What to work on —
Reproduce all entries word for word.

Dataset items
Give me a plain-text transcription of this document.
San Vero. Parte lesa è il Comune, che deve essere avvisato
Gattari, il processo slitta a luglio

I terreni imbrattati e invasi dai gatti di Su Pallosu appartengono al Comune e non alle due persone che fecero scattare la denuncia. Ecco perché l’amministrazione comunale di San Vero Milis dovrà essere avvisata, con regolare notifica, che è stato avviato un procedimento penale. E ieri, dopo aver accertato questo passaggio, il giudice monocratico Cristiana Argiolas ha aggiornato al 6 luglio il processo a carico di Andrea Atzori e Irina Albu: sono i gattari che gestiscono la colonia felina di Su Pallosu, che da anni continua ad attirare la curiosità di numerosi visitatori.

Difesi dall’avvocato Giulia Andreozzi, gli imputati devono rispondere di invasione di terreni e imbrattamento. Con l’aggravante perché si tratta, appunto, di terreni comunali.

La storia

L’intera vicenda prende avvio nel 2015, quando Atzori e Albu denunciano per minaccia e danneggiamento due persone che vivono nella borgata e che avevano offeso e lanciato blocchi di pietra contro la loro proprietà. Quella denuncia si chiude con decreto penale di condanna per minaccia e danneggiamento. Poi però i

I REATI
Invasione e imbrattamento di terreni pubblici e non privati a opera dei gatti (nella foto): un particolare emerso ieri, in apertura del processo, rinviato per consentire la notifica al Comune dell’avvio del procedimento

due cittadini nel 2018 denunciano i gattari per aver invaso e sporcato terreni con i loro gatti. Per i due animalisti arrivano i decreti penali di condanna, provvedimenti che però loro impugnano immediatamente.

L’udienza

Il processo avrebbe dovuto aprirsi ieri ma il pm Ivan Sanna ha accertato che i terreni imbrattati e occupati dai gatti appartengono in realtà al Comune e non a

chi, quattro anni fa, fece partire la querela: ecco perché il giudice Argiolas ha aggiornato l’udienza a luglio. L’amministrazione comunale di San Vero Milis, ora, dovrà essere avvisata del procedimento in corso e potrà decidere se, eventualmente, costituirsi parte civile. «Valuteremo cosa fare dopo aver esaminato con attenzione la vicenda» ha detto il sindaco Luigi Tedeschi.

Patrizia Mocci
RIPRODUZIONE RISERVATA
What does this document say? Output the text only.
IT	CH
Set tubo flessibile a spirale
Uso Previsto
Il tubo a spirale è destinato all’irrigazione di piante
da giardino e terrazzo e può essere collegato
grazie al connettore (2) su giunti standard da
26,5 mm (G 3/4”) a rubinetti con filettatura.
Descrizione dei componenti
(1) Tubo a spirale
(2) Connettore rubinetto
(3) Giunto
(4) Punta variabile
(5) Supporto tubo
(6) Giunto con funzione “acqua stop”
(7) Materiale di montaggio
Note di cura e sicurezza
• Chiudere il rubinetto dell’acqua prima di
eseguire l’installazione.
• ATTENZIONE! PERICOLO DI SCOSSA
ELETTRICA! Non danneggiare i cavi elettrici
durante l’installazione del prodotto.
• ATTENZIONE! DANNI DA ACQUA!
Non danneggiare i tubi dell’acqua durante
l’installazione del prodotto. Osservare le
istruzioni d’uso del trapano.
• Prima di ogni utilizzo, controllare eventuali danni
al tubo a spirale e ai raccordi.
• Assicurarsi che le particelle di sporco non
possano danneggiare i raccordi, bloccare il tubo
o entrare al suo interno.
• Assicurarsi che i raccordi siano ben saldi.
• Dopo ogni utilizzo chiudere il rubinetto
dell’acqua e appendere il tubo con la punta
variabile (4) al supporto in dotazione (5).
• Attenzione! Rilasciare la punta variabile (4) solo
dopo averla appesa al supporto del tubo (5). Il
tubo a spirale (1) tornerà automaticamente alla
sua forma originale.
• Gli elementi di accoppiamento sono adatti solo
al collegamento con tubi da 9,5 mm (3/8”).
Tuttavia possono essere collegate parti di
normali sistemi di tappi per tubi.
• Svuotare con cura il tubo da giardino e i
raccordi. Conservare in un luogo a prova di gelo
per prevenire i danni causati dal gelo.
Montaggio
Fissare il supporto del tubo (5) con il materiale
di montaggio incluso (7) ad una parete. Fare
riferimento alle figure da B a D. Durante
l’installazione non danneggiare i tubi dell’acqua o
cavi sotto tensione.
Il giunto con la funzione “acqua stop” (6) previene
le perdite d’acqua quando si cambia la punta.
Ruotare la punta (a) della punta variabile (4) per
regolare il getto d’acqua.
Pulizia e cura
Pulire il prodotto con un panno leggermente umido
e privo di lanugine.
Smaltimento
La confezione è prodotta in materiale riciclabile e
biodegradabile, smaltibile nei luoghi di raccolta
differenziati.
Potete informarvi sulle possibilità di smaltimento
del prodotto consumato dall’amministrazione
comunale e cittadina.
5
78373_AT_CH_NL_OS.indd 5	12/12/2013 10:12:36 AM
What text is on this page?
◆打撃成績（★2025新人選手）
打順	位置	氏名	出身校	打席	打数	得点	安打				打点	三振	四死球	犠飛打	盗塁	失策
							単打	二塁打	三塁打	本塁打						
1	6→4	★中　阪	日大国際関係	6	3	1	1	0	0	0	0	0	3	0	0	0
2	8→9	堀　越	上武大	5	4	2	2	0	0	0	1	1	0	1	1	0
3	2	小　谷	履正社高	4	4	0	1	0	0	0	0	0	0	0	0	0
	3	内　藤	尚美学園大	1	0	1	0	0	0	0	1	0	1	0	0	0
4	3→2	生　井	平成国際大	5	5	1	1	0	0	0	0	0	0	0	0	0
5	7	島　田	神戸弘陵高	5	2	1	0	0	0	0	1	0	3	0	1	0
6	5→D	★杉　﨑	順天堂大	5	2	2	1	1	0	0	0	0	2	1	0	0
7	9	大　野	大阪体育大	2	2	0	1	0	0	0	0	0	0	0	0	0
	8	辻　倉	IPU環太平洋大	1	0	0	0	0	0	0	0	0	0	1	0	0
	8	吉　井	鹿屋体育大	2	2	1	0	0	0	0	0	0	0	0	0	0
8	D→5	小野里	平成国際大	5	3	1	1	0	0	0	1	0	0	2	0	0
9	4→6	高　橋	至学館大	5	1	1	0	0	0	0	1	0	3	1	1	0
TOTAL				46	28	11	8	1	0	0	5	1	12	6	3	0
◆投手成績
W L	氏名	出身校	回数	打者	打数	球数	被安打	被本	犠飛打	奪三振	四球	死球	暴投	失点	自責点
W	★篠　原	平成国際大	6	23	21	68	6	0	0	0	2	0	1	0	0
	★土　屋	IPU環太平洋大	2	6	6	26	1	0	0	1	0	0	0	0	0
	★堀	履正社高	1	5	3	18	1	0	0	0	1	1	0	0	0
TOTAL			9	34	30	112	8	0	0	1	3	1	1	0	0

Exercise solution —
Give me a plain-text transcription of this document.
San Vero. Parte lesa è il Comune, che deve essere avvisato
Gattari, il processo slitta a luglio

I terreni imbrattati e invasi dai gatti di Su Pallosu appartengono al Comune e non alle due persone che fecero scattare la denuncia. Ecco perché l’amministrazione comunale di San Vero Milis dovrà essere avvisata, con regolare notifica, che è stato avviato un procedimento penale. E ieri, dopo aver accertato questo passaggio, il giudice monocratico Cristiana Argiolas ha aggiornato al 6 luglio il processo a carico di Andrea Atzori e Irina Albu: sono i gattari che gestiscono la colonia felina di Su Pallosu, che da anni continua ad attirare la curiosità di numerosi visitatori.

Difesi dall’avvocato Giulia Andreozzi, gli imputati devono rispondere di invasione di terreni e imbrattamento. Con l’aggravante perché si tratta, appunto, di terreni comunali.

La storia

L’intera vicenda prende avvio nel 2015, quando Atzori e Albu denunciano per minaccia e danneggiamento due persone che vivono nella borgata e che avevano offeso e lanciato blocchi di pietra contro la loro proprietà. Quella denuncia si chiude con decreto penale di condanna per minaccia e danneggiamento. Poi però i

I REATI
Invasione e imbrattamento di terreni pubblici e non privati a opera dei gatti (nella foto): un particolare emerso ieri, in apertura del processo, rinviato per consentire la notifica al Comune dell’avvio del procedimento

due cittadini nel 2018 denunciano i gattari per aver invaso e sporcato terreni con i loro gatti. Per i due animalisti arrivano i decreti penali di condanna, provvedimenti che però loro impugnano immediatamente.

L’udienza

Il processo avrebbe dovuto aprirsi ieri ma il pm Ivan Sanna ha accertato che i terreni imbrattati e occupati dai gatti appartengono in realtà al Comune e non a

chi, quattro anni fa, fece partire la querela: ecco perché il giudice Argiolas ha aggiornato l’udienza a luglio. L’amministrazione comunale di San Vero Milis, ora, dovrà essere avvisata del procedimento in corso e potrà decidere se, eventualmente, costituirsi parte civile. «Valuteremo cosa fare dopo aver esaminato con attenzione la vicenda» ha detto il sindaco Luigi Tedeschi.

Patrizia Mocci
RIPRODUZIONE RISERVATA
What does this document say? Output the text only.
IT	CH
Set tubo flessibile a spirale
Uso Previsto
Il tubo a spirale è destinato all’irrigazione di piante
da giardino e terrazzo e può essere collegato
grazie al connettore (2) su giunti standard da
26,5 mm (G 3/4”) a rubinetti con filettatura.
Descrizione dei componenti
(1) Tubo a spirale
(2) Connettore rubinetto
(3) Giunto
(4) Punta variabile
(5) Supporto tubo
(6) Giunto con funzione “acqua stop”
(7) Materiale di montaggio
Note di cura e sicurezza
• Chiudere il rubinetto dell’acqua prima di
eseguire l’installazione.
• ATTENZIONE! PERICOLO DI SCOSSA
ELETTRICA! Non danneggiare i cavi elettrici
durante l’installazione del prodotto.
• ATTENZIONE! DANNI DA ACQUA!
Non danneggiare i tubi dell’acqua durante
l’installazione del prodotto. Osservare le
istruzioni d’uso del trapano.
• Prima di ogni utilizzo, controllare eventuali danni
al tubo a spirale e ai raccordi.
• Assicurarsi che le particelle di sporco non
possano danneggiare i raccordi, bloccare il tubo
o entrare al suo interno.
• Assicurarsi che i raccordi siano ben saldi.
• Dopo ogni utilizzo chiudere il rubinetto
dell’acqua e appendere il tubo con la punta
variabile (4) al supporto in dotazione (5).
• Attenzione! Rilasciare la punta variabile (4) solo
dopo averla appesa al supporto del tubo (5). Il
tubo a spirale (1) tornerà automaticamente alla
sua forma originale.
• Gli elementi di accoppiamento sono adatti solo
al collegamento con tubi da 9,5 mm (3/8”).
Tuttavia possono essere collegate parti di
normali sistemi di tappi per tubi.
• Svuotare con cura il tubo da giardino e i
raccordi. Conservare in un luogo a prova di gelo
per prevenire i danni causati dal gelo.
Montaggio
Fissare il supporto del tubo (5) con il materiale
di montaggio incluso (7) ad una parete. Fare
riferimento alle figure da B a D. Durante
l’installazione non danneggiare i tubi dell’acqua o
cavi sotto tensione.
Il giunto con la funzione “acqua stop” (6) previene
le perdite d’acqua quando si cambia la punta.
Ruotare la punta (a) della punta variabile (4) per
regolare il getto d’acqua.
Pulizia e cura
Pulire il prodotto con un panno leggermente umido
e privo di lanugine.
Smaltimento
La confezione è prodotta in materiale riciclabile e
biodegradabile, smaltibile nei luoghi di raccolta
differenziati.
Potete informarvi sulle possibilità di smaltimento
del prodotto consumato dall’amministrazione
comunale e cittadina.
5
78373_AT_CH_NL_OS.indd 5	12/12/2013 10:12:36 AM
What text is on this page?
◆打撃成績（★2025新人選手）
打順	位置	氏名	出身校	打席	打数	得点	安打				打点	三振	四死球	犠飛打	盗塁	失策
							単打	二塁打	三塁打	本塁打						
1	6→4	★中　阪	日大国際関係	6	3	1	1	0	0	0	0	0	3	0	0	0
2	8→9	堀　越	上武大	5	4	2	2	0	0	0	1	1	0	1	1	0
3	2	小　谷	履正社高	4	4	0	1	0	0	0	0	0	0	0	0	0
	3	内　藤	尚美学園大	1	0	1	0	0	0	0	1	0	1	0	0	0
4	3→2	生　井	平成国際大	5	5	1	1	0	0	0	0	0	0	0	0	0
5	7	島　田	神戸弘陵高	5	2	1	0	0	0	0	1	0	3	0	1	0
6	5→D	★杉　﨑	順天堂大	5	2	2	1	1	0	0	0	0	2	1	0	0
7	9	大　野	大阪体育大	2	2	0	1	0	0	0	0	0	0	0	0	0
	8	辻　倉	IPU環太平洋大	1	0	0	0	0	0	0	0	0	0	1	0	0
	8	吉　井	鹿屋体育大	2	2	1	0	0	0	0	0	0	0	0	0	0
8	D→5	小野里	平成国際大	5	3	1	1	0	0	0	1	0	0	2	0	0
9	4→6	高　橋	至学館大	5	1	1	0	0	0	0	1	0	3	1	1	0
TOTAL				46	28	11	8	1	0	0	5	1	12	6	3	0
◆投手成績
W L	氏名	出身校	回数	打者	打数	球数	被安打	被本	犠飛打	奪三振	四球	死球	暴投	失点	自責点
W	★篠　原	平成国際大	6	23	21	68	6	0	0	0	2	0	1	0	0
	★土　屋	IPU環太平洋大	2	6	6	26	1	0	0	1	0	0	0	0	0
	★堀	履正社高	1	5	3	18	1	0	0	0	1	1	0	0	0
TOTAL			9	34	30	112	8	0	0	1	3	1	1	0	0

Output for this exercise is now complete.